— Written task —
Find and copy each line of the records where the string "пишіть" shows up.

— Dataset records —
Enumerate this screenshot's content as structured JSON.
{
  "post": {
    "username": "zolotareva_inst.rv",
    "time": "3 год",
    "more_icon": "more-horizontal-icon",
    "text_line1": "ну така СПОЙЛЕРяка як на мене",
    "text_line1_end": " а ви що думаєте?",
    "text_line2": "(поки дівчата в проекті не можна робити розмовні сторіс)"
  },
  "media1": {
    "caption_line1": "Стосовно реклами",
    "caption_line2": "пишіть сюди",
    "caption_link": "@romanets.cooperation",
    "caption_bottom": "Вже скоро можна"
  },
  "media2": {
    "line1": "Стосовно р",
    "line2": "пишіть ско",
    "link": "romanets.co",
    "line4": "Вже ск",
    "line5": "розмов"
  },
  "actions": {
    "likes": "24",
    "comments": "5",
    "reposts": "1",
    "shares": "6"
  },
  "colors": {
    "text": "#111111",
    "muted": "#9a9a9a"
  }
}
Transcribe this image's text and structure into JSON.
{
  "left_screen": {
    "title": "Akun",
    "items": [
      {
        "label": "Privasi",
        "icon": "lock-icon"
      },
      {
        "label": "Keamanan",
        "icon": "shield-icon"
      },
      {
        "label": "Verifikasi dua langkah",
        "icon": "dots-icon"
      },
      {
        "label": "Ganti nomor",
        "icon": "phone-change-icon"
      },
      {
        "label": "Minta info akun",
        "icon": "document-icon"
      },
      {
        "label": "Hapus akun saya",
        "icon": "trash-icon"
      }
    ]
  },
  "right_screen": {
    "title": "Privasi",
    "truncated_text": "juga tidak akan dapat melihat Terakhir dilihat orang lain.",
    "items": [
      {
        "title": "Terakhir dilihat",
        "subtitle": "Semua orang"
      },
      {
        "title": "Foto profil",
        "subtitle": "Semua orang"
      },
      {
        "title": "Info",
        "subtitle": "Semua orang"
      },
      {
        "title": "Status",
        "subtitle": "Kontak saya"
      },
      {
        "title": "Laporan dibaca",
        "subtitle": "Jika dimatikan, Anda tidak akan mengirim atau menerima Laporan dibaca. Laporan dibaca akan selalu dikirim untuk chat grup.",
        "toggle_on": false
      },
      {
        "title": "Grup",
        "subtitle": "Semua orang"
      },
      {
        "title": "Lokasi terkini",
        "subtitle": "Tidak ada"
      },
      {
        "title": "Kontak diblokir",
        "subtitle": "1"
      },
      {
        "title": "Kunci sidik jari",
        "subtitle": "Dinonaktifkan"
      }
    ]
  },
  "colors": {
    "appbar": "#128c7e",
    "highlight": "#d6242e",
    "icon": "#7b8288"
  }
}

— Final result —
    "caption_line2": "пишіть сюди",
    "line2": "пишіть ско",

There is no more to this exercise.